Dataset rows

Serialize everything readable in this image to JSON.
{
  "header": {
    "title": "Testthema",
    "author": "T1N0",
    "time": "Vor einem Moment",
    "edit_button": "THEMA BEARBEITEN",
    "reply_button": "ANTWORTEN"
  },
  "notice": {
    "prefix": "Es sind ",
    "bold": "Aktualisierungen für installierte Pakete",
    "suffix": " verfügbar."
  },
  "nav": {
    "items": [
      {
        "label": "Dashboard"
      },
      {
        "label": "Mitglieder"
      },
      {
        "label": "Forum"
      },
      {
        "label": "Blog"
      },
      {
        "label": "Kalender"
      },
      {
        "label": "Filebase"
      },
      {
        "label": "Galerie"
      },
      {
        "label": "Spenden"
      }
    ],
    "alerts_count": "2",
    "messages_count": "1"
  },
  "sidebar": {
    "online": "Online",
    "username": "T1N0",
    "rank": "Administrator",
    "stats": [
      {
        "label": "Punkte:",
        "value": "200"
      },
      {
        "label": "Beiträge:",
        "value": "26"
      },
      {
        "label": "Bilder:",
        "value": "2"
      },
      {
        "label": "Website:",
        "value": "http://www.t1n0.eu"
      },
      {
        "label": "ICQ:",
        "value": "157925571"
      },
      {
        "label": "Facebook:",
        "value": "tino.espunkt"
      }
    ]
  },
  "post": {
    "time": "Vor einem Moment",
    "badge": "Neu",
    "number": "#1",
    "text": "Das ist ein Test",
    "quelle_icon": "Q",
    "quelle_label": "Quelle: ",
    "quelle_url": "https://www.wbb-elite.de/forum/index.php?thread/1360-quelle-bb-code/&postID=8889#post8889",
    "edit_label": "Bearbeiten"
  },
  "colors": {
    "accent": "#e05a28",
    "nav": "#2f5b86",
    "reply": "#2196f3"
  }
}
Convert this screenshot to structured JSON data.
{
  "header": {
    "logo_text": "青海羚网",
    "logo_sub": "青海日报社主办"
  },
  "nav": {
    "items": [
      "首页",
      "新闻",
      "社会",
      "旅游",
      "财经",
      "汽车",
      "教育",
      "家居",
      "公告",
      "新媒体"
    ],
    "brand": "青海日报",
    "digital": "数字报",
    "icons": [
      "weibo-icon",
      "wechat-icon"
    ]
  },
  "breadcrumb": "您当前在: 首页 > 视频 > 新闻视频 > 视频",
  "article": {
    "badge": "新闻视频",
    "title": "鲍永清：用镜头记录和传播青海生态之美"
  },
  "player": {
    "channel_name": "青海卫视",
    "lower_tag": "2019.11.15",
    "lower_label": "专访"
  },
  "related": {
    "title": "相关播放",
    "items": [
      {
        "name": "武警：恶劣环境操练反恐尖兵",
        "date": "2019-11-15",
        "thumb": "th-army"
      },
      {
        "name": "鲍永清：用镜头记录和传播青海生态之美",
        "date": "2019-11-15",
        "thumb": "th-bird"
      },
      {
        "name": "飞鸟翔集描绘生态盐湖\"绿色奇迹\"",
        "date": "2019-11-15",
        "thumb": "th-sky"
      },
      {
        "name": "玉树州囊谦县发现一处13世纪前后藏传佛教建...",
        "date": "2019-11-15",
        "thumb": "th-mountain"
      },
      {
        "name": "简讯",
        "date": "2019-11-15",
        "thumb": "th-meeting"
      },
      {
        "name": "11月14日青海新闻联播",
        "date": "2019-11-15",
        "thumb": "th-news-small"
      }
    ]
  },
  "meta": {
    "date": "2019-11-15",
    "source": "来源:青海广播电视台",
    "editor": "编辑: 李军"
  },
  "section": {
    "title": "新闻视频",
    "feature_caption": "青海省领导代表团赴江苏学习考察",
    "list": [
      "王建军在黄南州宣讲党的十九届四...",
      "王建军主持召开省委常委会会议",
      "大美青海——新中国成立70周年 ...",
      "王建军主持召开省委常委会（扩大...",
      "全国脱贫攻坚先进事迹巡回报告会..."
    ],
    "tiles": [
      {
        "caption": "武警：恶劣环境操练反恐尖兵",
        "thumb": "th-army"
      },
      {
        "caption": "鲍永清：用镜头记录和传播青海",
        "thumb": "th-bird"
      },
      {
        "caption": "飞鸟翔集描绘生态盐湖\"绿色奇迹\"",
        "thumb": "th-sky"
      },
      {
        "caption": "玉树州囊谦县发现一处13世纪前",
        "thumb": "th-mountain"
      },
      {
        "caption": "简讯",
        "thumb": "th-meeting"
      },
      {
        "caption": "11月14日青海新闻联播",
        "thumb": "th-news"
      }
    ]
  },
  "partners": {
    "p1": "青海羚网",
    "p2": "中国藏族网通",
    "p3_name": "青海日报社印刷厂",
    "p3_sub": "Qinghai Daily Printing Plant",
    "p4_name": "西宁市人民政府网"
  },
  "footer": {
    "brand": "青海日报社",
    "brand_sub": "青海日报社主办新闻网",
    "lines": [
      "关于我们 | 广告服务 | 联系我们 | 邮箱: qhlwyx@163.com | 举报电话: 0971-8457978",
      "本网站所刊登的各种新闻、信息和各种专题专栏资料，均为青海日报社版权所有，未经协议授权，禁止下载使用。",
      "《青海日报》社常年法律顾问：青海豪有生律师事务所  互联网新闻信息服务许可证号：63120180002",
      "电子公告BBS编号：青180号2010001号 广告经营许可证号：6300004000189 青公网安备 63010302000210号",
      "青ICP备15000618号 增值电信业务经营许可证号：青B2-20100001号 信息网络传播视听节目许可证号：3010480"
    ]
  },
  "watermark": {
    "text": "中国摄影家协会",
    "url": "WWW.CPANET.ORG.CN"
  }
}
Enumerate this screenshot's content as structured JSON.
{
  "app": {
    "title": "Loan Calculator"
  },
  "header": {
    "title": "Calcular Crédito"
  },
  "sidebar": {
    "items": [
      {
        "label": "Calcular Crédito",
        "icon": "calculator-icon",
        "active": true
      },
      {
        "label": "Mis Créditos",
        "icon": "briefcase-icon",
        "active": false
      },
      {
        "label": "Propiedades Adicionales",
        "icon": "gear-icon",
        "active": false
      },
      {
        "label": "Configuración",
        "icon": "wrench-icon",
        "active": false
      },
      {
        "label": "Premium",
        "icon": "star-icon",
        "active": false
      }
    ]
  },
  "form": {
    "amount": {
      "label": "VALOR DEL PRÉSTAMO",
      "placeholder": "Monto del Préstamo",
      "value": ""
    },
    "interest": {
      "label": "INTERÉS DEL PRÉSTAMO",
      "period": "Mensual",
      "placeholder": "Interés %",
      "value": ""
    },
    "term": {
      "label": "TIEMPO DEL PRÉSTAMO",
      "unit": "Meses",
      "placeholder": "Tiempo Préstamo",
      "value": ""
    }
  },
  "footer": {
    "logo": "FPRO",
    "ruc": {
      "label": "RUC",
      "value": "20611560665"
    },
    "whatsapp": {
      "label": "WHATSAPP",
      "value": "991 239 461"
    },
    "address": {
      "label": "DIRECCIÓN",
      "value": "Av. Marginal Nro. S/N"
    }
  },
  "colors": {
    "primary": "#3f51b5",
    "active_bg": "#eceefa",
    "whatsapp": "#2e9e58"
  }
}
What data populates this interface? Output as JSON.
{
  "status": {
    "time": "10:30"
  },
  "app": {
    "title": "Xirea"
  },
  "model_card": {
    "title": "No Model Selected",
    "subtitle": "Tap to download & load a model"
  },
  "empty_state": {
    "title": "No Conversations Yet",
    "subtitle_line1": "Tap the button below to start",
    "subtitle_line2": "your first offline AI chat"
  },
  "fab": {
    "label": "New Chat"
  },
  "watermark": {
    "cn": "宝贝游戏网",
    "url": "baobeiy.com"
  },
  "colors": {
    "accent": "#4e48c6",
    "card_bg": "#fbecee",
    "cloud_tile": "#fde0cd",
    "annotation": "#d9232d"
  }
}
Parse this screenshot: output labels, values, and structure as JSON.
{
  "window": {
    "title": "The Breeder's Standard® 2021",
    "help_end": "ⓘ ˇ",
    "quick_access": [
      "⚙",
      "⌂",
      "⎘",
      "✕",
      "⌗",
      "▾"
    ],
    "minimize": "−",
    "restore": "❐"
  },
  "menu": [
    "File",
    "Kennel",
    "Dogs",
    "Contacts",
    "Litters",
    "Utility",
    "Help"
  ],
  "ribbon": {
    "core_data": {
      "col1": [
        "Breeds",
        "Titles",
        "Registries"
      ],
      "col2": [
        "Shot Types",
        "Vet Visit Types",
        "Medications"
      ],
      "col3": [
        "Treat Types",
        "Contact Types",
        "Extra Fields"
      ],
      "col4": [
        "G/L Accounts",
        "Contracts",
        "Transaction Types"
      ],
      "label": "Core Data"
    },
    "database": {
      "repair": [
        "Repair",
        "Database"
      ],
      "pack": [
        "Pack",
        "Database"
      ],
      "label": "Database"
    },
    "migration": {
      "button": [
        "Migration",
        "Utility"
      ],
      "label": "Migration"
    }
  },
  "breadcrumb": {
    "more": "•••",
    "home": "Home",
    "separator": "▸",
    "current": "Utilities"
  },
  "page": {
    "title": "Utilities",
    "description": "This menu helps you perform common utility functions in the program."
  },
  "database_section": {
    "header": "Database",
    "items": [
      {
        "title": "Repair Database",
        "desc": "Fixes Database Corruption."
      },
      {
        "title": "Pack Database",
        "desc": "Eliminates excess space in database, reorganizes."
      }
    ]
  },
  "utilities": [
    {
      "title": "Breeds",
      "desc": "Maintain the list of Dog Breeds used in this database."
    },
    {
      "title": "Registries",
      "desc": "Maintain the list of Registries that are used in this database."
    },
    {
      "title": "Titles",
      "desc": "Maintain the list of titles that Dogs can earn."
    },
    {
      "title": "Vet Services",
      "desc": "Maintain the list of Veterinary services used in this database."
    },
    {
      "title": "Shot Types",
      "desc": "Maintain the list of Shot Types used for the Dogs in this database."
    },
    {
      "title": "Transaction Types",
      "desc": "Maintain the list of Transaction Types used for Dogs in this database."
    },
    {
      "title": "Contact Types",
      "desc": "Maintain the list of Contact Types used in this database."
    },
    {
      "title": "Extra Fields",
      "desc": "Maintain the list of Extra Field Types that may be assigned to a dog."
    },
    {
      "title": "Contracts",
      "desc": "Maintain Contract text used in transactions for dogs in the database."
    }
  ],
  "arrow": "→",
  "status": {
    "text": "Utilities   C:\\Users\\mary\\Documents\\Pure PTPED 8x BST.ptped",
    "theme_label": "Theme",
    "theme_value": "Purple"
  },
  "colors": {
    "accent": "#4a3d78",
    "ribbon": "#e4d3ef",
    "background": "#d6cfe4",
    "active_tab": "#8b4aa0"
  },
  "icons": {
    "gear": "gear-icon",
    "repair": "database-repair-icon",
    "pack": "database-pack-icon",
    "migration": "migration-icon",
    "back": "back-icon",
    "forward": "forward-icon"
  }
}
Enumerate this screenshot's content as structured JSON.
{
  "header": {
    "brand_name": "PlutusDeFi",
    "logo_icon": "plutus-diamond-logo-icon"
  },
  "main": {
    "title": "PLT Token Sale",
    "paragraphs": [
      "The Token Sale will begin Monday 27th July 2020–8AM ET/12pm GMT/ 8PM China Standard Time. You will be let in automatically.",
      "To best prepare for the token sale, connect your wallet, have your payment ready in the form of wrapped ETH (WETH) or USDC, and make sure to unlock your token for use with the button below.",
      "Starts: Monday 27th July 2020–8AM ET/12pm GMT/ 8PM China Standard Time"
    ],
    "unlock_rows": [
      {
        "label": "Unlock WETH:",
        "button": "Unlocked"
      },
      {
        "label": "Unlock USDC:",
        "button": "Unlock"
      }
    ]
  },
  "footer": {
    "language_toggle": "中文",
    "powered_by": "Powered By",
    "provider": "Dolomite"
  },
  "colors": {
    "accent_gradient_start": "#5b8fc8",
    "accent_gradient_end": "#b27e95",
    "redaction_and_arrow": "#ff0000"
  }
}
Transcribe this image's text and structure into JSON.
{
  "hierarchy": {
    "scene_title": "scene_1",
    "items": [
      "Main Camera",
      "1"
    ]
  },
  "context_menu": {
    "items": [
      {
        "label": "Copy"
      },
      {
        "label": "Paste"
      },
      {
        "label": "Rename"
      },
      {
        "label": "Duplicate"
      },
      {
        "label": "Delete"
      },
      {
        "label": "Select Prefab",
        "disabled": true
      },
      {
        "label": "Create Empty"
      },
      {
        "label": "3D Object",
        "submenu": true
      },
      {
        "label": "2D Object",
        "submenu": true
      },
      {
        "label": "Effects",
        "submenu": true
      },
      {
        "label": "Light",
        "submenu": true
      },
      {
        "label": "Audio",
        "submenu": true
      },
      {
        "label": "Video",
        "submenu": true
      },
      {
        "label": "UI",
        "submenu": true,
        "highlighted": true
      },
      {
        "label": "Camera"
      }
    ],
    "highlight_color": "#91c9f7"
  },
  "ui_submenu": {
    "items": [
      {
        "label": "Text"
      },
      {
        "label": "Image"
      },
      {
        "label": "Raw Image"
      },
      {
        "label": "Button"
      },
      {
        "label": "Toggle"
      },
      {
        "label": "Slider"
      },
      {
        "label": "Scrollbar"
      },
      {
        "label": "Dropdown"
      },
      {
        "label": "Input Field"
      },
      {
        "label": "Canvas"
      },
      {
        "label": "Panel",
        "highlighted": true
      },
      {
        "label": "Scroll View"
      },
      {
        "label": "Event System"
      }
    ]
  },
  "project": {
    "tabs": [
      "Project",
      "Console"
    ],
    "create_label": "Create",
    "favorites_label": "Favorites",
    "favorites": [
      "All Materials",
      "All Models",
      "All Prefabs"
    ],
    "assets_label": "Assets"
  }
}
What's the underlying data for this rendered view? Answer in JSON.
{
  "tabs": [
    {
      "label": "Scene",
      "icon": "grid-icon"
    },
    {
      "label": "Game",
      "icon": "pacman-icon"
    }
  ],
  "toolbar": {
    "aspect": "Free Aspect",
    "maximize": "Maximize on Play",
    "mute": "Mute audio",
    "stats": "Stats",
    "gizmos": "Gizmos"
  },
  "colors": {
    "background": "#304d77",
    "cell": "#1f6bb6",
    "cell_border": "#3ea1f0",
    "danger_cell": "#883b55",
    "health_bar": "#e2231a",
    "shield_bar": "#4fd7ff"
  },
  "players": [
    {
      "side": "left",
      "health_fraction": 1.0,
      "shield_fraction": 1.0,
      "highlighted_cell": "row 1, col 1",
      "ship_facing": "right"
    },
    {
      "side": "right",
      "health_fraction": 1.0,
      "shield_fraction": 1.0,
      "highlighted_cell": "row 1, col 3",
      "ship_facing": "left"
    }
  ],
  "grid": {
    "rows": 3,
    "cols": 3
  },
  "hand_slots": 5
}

** Written problem **
Extract every line of the records above that contains the word "background".

** Exercise response **
    "background": "#d6cfe4",
    "background": "#304d77",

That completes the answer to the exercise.